Collected data
%%

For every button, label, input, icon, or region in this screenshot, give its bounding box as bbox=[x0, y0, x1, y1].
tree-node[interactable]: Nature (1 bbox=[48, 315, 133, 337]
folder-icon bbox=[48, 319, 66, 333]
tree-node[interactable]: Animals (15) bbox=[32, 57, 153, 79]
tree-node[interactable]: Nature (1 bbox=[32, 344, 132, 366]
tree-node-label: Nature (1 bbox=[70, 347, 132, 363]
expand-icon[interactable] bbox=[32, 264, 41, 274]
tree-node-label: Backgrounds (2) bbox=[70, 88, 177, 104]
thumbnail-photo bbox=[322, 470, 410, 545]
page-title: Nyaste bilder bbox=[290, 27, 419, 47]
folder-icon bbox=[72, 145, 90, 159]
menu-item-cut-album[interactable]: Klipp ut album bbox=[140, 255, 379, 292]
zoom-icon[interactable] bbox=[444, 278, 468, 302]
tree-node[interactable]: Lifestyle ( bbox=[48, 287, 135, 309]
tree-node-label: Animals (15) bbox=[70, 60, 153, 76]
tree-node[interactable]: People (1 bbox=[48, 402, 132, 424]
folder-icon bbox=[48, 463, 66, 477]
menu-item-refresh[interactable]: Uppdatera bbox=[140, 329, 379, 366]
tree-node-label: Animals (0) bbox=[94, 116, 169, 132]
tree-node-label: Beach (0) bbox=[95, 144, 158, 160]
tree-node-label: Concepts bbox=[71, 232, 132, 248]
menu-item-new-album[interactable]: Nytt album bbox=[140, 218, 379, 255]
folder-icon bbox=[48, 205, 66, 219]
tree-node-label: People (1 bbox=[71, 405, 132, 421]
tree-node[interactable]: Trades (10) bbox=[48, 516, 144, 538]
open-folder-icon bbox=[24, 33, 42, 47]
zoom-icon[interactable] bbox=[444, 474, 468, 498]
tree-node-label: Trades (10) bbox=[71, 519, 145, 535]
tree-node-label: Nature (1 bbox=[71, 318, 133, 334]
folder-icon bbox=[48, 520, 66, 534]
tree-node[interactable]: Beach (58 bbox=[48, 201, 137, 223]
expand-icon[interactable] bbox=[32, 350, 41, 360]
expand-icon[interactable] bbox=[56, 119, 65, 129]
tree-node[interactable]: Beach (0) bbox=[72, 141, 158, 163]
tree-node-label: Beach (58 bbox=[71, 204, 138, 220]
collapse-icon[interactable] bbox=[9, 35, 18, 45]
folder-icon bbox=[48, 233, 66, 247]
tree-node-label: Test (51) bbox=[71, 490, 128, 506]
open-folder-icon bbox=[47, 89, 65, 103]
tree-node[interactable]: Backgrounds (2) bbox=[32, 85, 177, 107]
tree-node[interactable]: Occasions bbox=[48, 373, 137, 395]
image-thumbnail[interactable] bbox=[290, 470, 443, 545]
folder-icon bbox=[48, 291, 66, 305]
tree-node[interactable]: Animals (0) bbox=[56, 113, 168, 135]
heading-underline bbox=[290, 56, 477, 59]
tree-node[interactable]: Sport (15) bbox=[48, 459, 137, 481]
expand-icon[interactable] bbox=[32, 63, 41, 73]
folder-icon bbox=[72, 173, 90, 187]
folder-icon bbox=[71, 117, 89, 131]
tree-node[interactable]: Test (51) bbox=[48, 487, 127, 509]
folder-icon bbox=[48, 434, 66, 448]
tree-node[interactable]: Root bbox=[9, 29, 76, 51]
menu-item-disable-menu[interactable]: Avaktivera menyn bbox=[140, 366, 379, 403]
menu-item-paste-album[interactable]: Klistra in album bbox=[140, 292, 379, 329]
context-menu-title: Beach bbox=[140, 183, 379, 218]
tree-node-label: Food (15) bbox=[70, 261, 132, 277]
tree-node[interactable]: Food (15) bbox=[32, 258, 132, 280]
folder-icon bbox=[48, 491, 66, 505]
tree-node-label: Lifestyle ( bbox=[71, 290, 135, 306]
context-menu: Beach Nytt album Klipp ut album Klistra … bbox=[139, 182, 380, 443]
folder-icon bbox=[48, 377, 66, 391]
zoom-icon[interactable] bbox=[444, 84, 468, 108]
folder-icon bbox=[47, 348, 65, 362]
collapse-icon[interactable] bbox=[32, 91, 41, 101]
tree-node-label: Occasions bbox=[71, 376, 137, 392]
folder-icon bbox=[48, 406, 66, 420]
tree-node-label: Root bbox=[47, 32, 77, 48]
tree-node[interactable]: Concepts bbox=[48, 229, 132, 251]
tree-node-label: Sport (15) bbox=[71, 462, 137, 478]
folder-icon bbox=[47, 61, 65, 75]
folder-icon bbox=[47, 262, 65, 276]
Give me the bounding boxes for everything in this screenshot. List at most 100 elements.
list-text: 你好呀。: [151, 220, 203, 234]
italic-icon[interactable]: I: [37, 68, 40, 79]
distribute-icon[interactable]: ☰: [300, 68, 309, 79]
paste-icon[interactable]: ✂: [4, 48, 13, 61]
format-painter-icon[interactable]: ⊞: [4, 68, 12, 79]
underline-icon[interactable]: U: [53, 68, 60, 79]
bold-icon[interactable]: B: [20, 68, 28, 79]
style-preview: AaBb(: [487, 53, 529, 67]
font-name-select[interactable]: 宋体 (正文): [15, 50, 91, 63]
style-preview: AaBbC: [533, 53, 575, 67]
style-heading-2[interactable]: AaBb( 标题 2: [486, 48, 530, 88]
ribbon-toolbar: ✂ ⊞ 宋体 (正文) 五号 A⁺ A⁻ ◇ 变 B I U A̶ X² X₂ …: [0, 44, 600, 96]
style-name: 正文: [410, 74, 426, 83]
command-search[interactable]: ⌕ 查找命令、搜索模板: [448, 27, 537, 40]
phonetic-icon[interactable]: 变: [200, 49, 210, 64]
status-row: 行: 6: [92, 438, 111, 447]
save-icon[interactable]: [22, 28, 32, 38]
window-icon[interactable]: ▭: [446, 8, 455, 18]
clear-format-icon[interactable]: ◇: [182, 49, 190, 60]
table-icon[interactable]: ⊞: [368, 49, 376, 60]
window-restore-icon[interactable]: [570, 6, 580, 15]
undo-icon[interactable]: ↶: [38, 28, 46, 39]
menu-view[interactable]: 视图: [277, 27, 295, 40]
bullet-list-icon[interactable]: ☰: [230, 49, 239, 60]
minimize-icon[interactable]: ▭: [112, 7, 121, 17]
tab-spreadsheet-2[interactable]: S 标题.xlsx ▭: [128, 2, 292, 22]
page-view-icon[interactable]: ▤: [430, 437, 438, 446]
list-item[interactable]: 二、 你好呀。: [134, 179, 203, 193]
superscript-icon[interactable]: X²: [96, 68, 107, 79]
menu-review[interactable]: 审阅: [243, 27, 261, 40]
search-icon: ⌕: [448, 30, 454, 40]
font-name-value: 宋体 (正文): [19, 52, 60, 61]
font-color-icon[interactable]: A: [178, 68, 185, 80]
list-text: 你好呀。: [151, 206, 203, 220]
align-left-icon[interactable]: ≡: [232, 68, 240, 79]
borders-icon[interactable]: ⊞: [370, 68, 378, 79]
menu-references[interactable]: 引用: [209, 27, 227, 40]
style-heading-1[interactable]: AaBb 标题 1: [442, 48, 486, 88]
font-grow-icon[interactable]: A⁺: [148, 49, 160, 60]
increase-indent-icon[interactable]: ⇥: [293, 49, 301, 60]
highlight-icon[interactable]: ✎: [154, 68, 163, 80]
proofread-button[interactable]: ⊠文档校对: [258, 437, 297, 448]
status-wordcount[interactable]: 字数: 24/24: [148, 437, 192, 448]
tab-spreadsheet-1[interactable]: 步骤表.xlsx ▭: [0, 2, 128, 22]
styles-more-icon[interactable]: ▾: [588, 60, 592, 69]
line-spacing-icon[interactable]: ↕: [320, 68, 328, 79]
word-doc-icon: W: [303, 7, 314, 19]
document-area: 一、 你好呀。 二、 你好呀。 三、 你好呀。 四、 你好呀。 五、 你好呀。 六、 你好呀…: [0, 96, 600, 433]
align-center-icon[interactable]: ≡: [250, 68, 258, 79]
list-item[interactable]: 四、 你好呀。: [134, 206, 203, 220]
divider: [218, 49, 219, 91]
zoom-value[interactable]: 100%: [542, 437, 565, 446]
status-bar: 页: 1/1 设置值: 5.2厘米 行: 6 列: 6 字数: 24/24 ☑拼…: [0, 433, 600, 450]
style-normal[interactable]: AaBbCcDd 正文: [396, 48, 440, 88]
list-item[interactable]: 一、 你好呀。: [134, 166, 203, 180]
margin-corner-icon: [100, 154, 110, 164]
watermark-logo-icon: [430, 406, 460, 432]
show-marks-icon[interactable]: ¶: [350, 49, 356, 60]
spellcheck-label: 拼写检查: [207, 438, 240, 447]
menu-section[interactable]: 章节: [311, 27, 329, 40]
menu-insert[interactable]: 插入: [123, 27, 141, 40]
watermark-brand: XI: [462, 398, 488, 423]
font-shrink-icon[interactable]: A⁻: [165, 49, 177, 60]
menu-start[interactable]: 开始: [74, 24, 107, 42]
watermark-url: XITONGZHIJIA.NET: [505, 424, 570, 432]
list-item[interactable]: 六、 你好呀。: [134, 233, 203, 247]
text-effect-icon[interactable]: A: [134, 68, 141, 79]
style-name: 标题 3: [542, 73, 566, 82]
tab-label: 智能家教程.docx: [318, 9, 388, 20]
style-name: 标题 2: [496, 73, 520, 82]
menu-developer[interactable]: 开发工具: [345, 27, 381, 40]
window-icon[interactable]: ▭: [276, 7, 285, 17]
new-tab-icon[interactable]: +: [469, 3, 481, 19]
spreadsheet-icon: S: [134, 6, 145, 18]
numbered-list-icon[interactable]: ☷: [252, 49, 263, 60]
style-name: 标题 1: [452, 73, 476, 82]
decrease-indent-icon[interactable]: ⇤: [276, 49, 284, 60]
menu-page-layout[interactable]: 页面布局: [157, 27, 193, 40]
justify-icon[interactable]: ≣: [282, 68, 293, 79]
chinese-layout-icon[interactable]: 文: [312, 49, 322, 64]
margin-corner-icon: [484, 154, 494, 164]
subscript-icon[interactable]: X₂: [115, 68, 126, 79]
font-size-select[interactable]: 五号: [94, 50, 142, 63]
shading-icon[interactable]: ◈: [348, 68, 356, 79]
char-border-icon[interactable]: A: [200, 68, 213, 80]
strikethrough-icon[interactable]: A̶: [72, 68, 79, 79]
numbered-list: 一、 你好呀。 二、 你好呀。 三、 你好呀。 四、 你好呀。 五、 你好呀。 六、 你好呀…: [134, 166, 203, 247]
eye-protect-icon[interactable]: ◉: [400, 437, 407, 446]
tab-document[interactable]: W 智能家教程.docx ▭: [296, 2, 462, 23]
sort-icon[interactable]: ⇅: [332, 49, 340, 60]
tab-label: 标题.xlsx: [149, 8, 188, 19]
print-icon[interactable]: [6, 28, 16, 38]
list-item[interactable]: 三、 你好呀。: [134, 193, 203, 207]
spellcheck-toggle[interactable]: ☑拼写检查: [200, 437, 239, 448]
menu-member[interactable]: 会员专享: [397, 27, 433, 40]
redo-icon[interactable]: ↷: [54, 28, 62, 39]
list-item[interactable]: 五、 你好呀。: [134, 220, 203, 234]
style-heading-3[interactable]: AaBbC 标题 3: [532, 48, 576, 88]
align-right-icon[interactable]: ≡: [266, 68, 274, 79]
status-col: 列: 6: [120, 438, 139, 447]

%%

WRITTEN TASK |
Reproduce the rows word for word, starting at the first row and ending after the row that contains "tree-node-label: Animals (15)".

RESULT OF THIS EXERCISE |
For every button, label, input, icon, or region in this screenshot, give its bounding box as bbox=[x0, y0, x1, y1].
tree-node[interactable]: Nature (1 bbox=[48, 315, 133, 337]
folder-icon bbox=[48, 319, 66, 333]
tree-node[interactable]: Animals (15) bbox=[32, 57, 153, 79]
tree-node[interactable]: Nature (1 bbox=[32, 344, 132, 366]
tree-node-label: Nature (1 bbox=[70, 347, 132, 363]
expand-icon[interactable] bbox=[32, 264, 41, 274]
tree-node-label: Backgrounds (2) bbox=[70, 88, 177, 104]
thumbnail-photo bbox=[322, 470, 410, 545]
page-title: Nyaste bilder bbox=[290, 27, 419, 47]
folder-icon bbox=[72, 145, 90, 159]
menu-item-cut-album[interactable]: Klipp ut album bbox=[140, 255, 379, 292]
zoom-icon[interactable] bbox=[444, 278, 468, 302]
tree-node[interactable]: Lifestyle ( bbox=[48, 287, 135, 309]
tree-node-label: Animals (15) bbox=[70, 60, 153, 76]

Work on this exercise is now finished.